> **Materials provided**
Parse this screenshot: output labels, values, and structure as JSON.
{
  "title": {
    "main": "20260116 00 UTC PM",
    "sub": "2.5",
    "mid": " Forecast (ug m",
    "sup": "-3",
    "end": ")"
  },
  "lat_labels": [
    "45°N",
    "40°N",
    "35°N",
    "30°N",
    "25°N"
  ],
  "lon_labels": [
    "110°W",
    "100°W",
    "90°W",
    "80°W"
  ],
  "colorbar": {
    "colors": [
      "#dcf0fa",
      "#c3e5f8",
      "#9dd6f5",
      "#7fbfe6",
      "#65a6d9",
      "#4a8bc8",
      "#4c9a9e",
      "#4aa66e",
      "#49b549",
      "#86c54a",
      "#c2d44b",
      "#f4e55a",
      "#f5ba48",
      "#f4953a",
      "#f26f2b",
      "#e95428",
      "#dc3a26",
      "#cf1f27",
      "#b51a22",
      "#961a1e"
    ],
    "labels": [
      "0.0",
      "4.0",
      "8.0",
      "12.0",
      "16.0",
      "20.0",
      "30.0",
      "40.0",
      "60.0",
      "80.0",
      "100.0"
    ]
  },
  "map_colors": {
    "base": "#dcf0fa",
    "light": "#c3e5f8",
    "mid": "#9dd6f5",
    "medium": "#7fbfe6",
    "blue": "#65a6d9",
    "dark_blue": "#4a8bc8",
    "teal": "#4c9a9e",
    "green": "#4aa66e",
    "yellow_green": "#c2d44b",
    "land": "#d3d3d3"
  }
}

> **Set problem**
Extract all the entries word for word.

> **Solution below**
Parse this screenshot: output labels, values, and structure as JSON.
{
  "title": {
    "main": "20260116 00 UTC PM",
    "sub": "2.5",
    "mid": " Forecast (ug m",
    "sup": "-3",
    "end": ")"
  },
  "lat_labels": [
    "45°N",
    "40°N",
    "35°N",
    "30°N",
    "25°N"
  ],
  "lon_labels": [
    "110°W",
    "100°W",
    "90°W",
    "80°W"
  ],
  "colorbar": {
    "colors": [
      "#dcf0fa",
      "#c3e5f8",
      "#9dd6f5",
      "#7fbfe6",
      "#65a6d9",
      "#4a8bc8",
      "#4c9a9e",
      "#4aa66e",
      "#49b549",
      "#86c54a",
      "#c2d44b",
      "#f4e55a",
      "#f5ba48",
      "#f4953a",
      "#f26f2b",
      "#e95428",
      "#dc3a26",
      "#cf1f27",
      "#b51a22",
      "#961a1e"
    ],
    "labels": [
      "0.0",
      "4.0",
      "8.0",
      "12.0",
      "16.0",
      "20.0",
      "30.0",
      "40.0",
      "60.0",
      "80.0",
      "100.0"
    ]
  },
  "map_colors": {
    "base": "#dcf0fa",
    "light": "#c3e5f8",
    "mid": "#9dd6f5",
    "medium": "#7fbfe6",
    "blue": "#65a6d9",
    "dark_blue": "#4a8bc8",
    "teal": "#4c9a9e",
    "green": "#4aa66e",
    "yellow_green": "#c2d44b",
    "land": "#d3d3d3"
  }
}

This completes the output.